What to do – Can you print the data exactly and leave out each image?

Input data –
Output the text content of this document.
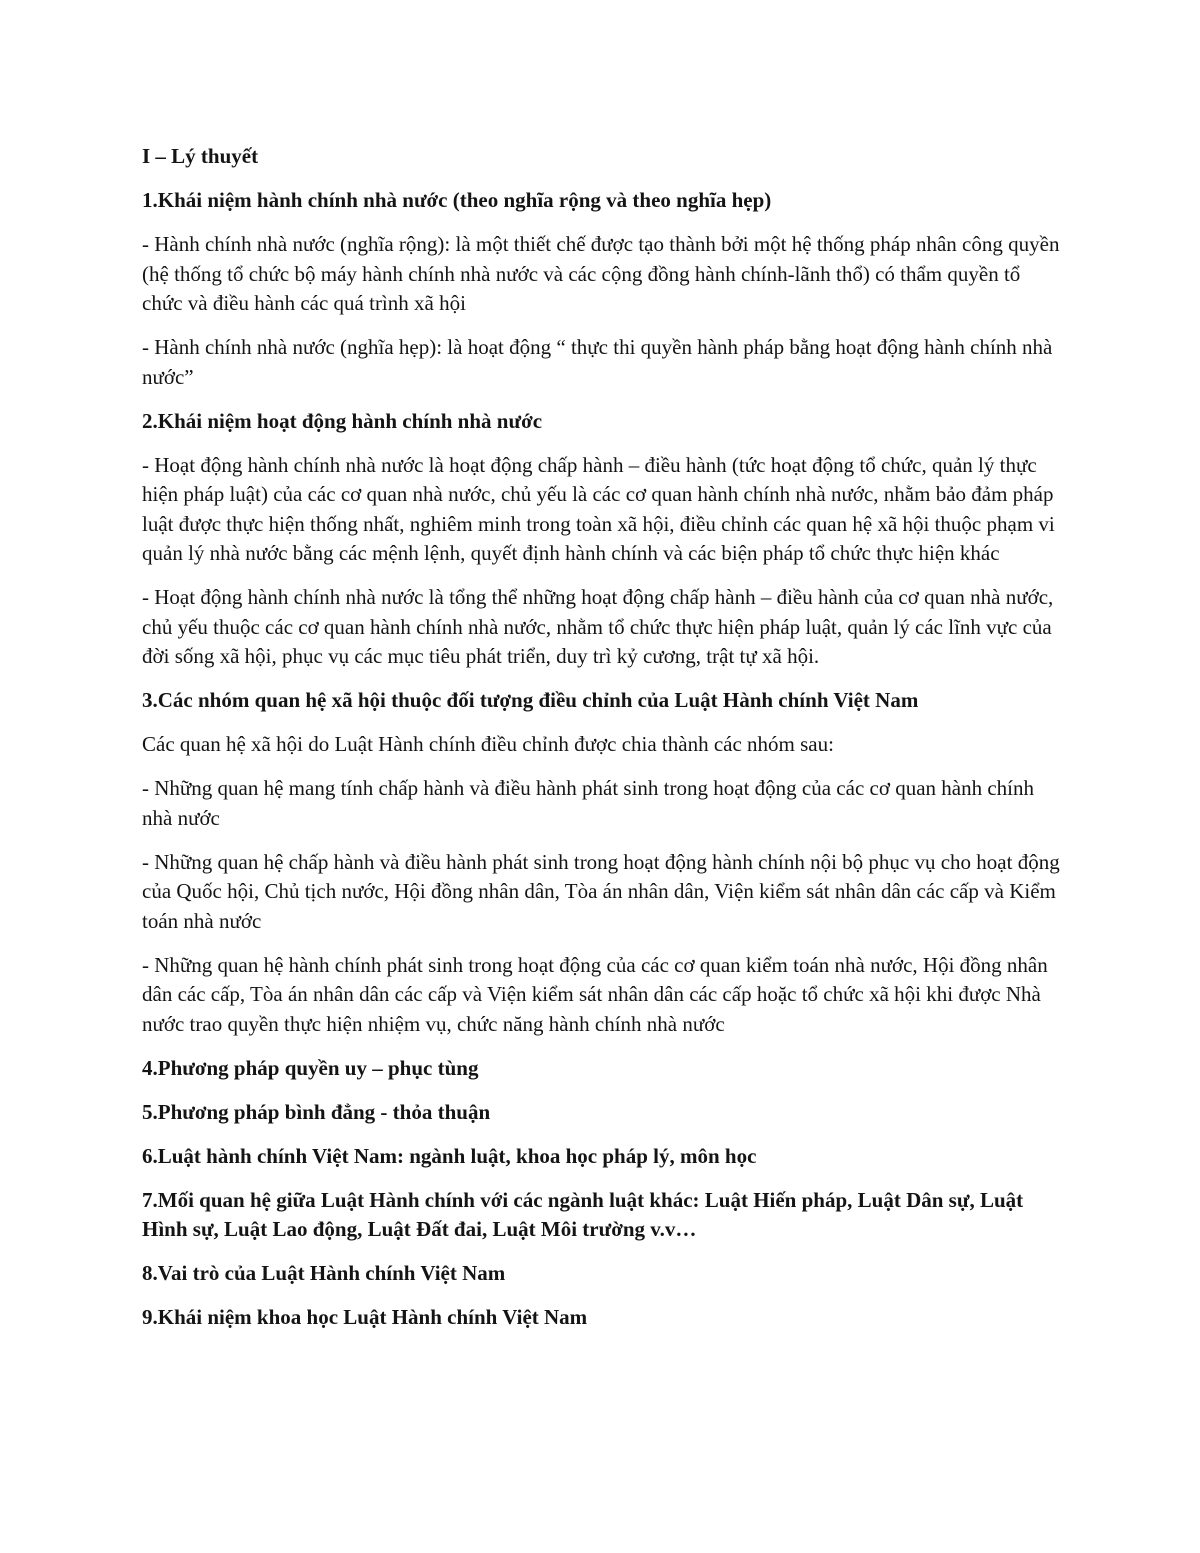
I – Lý thuyết
1.Khái niệm hành chính nhà nước (theo nghĩa rộng và theo nghĩa hẹp)
- Hành chính nhà nước (nghĩa rộng): là một thiết chế được tạo thành bởi một hệ thống pháp nhân công quyền (hệ thống tổ chức bộ máy hành chính nhà nước và các cộng đồng hành chính-lãnh thổ) có thẩm quyền tổ chức và điều hành các quá trình xã hội
- Hành chính nhà nước (nghĩa hẹp): là hoạt động “ thực thi quyền hành pháp bằng hoạt động hành chính nhà nước”
2.Khái niệm hoạt động hành chính nhà nước
- Hoạt động hành chính nhà nước là hoạt động chấp hành – điều hành (tức hoạt động tổ chức, quản lý thực hiện pháp luật) của các cơ quan nhà nước, chủ yếu là các cơ quan hành chính nhà nước, nhằm bảo đảm pháp luật được thực hiện thống nhất, nghiêm minh trong toàn xã hội, điều chỉnh các quan hệ xã hội thuộc phạm vi quản lý nhà nước bằng các mệnh lệnh, quyết định hành chính và các biện pháp tổ chức thực hiện khác
- Hoạt động hành chính nhà nước là tổng thể những hoạt động chấp hành – điều hành của cơ quan nhà nước, chủ yếu thuộc các cơ quan hành chính nhà nước, nhằm tổ chức thực hiện pháp luật, quản lý các lĩnh vực của đời sống xã hội, phục vụ các mục tiêu phát triển, duy trì kỷ cương, trật tự xã hội.
3.Các nhóm quan hệ xã hội thuộc đối tượng điều chỉnh của Luật Hành chính Việt Nam
Các quan hệ xã hội do Luật Hành chính điều chỉnh được chia thành các nhóm sau:
- Những quan hệ mang tính chấp hành và điều hành phát sinh trong hoạt động của các cơ quan hành chính nhà nước
- Những quan hệ chấp hành và điều hành phát sinh trong hoạt động hành chính nội bộ phục vụ cho hoạt động của Quốc hội, Chủ tịch nước, Hội đồng nhân dân, Tòa án nhân dân, Viện kiểm sát nhân dân các cấp và Kiểm toán nhà nước
- Những quan hệ hành chính phát sinh trong hoạt động của các cơ quan kiểm toán nhà nước, Hội đồng nhân dân các cấp, Tòa án nhân dân các cấp và Viện kiểm sát nhân dân các cấp hoặc tổ chức xã hội khi được Nhà nước trao quyền thực hiện nhiệm vụ, chức năng hành chính nhà nước
4.Phương pháp quyền uy – phục tùng
5.Phương pháp bình đẳng - thỏa thuận
6.Luật hành chính Việt Nam: ngành luật, khoa học pháp lý, môn học
7.Mối quan hệ giữa Luật Hành chính với các ngành luật khác: Luật Hiến pháp, Luật Dân sự, Luật Hình sự, Luật Lao động, Luật Đất đai, Luật Môi trường v.v…
8.Vai trò của Luật Hành chính Việt Nam
9.Khái niệm khoa học Luật Hành chính Việt Nam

Answer below –
Output the text content of this document.
I – Lý thuyết
1.Khái niệm hành chính nhà nước (theo nghĩa rộng và theo nghĩa hẹp)
- Hành chính nhà nước (nghĩa rộng): là một thiết chế được tạo thành bởi một hệ thống pháp nhân công quyền (hệ thống tổ chức bộ máy hành chính nhà nước và các cộng đồng hành chính-lãnh thổ) có thẩm quyền tổ chức và điều hành các quá trình xã hội
- Hành chính nhà nước (nghĩa hẹp): là hoạt động “ thực thi quyền hành pháp bằng hoạt động hành chính nhà nước”
2.Khái niệm hoạt động hành chính nhà nước
- Hoạt động hành chính nhà nước là hoạt động chấp hành – điều hành (tức hoạt động tổ chức, quản lý thực hiện pháp luật) của các cơ quan nhà nước, chủ yếu là các cơ quan hành chính nhà nước, nhằm bảo đảm pháp luật được thực hiện thống nhất, nghiêm minh trong toàn xã hội, điều chỉnh các quan hệ xã hội thuộc phạm vi quản lý nhà nước bằng các mệnh lệnh, quyết định hành chính và các biện pháp tổ chức thực hiện khác
- Hoạt động hành chính nhà nước là tổng thể những hoạt động chấp hành – điều hành của cơ quan nhà nước, chủ yếu thuộc các cơ quan hành chính nhà nước, nhằm tổ chức thực hiện pháp luật, quản lý các lĩnh vực của đời sống xã hội, phục vụ các mục tiêu phát triển, duy trì kỷ cương, trật tự xã hội.
3.Các nhóm quan hệ xã hội thuộc đối tượng điều chỉnh của Luật Hành chính Việt Nam
Các quan hệ xã hội do Luật Hành chính điều chỉnh được chia thành các nhóm sau:
- Những quan hệ mang tính chấp hành và điều hành phát sinh trong hoạt động của các cơ quan hành chính nhà nước
- Những quan hệ chấp hành và điều hành phát sinh trong hoạt động hành chính nội bộ phục vụ cho hoạt động của Quốc hội, Chủ tịch nước, Hội đồng nhân dân, Tòa án nhân dân, Viện kiểm sát nhân dân các cấp và Kiểm toán nhà nước
- Những quan hệ hành chính phát sinh trong hoạt động của các cơ quan kiểm toán nhà nước, Hội đồng nhân dân các cấp, Tòa án nhân dân các cấp và Viện kiểm sát nhân dân các cấp hoặc tổ chức xã hội khi được Nhà nước trao quyền thực hiện nhiệm vụ, chức năng hành chính nhà nước
4.Phương pháp quyền uy – phục tùng
5.Phương pháp bình đẳng - thỏa thuận
6.Luật hành chính Việt Nam: ngành luật, khoa học pháp lý, môn học
7.Mối quan hệ giữa Luật Hành chính với các ngành luật khác: Luật Hiến pháp, Luật Dân sự, Luật Hình sự, Luật Lao động, Luật Đất đai, Luật Môi trường v.v…
8.Vai trò của Luật Hành chính Việt Nam
9.Khái niệm khoa học Luật Hành chính Việt Nam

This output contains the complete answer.